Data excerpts
────────────────────────────────────────
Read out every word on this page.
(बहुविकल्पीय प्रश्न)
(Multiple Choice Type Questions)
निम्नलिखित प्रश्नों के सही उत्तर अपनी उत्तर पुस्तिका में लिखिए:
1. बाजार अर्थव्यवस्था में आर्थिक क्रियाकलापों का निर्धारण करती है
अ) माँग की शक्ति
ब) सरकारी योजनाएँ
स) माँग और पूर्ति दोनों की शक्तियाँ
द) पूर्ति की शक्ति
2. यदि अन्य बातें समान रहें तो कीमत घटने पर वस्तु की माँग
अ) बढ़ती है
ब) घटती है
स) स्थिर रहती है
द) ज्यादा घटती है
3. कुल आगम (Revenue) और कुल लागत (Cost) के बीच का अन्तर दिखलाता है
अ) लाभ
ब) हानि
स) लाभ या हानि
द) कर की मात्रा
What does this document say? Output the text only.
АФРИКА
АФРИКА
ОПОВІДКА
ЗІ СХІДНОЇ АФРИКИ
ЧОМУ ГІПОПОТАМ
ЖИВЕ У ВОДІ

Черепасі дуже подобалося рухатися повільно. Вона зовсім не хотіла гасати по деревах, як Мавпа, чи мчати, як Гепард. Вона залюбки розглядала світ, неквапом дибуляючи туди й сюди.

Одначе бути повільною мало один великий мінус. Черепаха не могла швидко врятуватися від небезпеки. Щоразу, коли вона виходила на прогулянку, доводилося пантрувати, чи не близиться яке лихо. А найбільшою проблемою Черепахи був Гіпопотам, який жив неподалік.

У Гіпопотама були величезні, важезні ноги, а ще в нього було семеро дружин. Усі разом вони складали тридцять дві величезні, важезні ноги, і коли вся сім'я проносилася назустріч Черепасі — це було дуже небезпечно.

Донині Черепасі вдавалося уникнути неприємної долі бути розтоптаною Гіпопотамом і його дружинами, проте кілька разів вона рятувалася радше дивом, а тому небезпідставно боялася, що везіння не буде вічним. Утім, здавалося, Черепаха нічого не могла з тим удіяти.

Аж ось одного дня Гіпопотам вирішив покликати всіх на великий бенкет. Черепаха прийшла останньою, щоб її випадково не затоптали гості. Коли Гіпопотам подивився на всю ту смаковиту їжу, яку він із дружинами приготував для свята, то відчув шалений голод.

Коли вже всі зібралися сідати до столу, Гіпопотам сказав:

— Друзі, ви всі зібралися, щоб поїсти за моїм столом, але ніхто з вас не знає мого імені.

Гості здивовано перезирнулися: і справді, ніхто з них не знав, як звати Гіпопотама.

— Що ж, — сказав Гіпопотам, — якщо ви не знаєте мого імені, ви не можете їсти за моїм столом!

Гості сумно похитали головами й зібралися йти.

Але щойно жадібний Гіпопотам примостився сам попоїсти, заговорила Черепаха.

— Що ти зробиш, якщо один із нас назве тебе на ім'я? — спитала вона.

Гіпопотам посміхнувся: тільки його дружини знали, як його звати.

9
────────────────────────────────────────
### CHALLENGE
With the line containing "What does this" as the first and the last line of the records as the final one, print exactly the lines in that span.

### ANSWER TO THE TASK
What does this document say? Output the text only.
АФРИКА
АФРИКА
ОПОВІДКА
ЗІ СХІДНОЇ АФРИКИ
ЧОМУ ГІПОПОТАМ
ЖИВЕ У ВОДІ

Черепасі дуже подобалося рухатися повільно. Вона зовсім не хотіла гасати по деревах, як Мавпа, чи мчати, як Гепард. Вона залюбки розглядала світ, неквапом дибуляючи туди й сюди.

Одначе бути повільною мало один великий мінус. Черепаха не могла швидко врятуватися від небезпеки. Щоразу, коли вона виходила на прогулянку, доводилося пантрувати, чи не близиться яке лихо. А найбільшою проблемою Черепахи був Гіпопотам, який жив неподалік.

У Гіпопотама були величезні, важезні ноги, а ще в нього було семеро дружин. Усі разом вони складали тридцять дві величезні, важезні ноги, і коли вся сім'я проносилася назустріч Черепасі — це було дуже небезпечно.

Донині Черепасі вдавалося уникнути неприємної долі бути розтоптаною Гіпопотамом і його дружинами, проте кілька разів вона рятувалася радше дивом, а тому небезпідставно боялася, що везіння не буде вічним. Утім, здавалося, Черепаха нічого не могла з тим удіяти.

Аж ось одного дня Гіпопотам вирішив покликати всіх на великий бенкет. Черепаха прийшла останньою, щоб її випадково не затоптали гості. Коли Гіпопотам подивився на всю ту смаковиту їжу, яку він із дружинами приготував для свята, то відчув шалений голод.

Коли вже всі зібралися сідати до столу, Гіпопотам сказав:

— Друзі, ви всі зібралися, щоб поїсти за моїм столом, але ніхто з вас не знає мого імені.

Гості здивовано перезирнулися: і справді, ніхто з них не знав, як звати Гіпопотама.

— Що ж, — сказав Гіпопотам, — якщо ви не знаєте мого імені, ви не можете їсти за моїм столом!

Гості сумно похитали головами й зібралися йти.

Але щойно жадібний Гіпопотам примостився сам попоїсти, заговорила Черепаха.

— Що ти зробиш, якщо один із нас назве тебе на ім'я? — спитала вона.

Гіпопотам посміхнувся: тільки його дружини знали, як його звати.

9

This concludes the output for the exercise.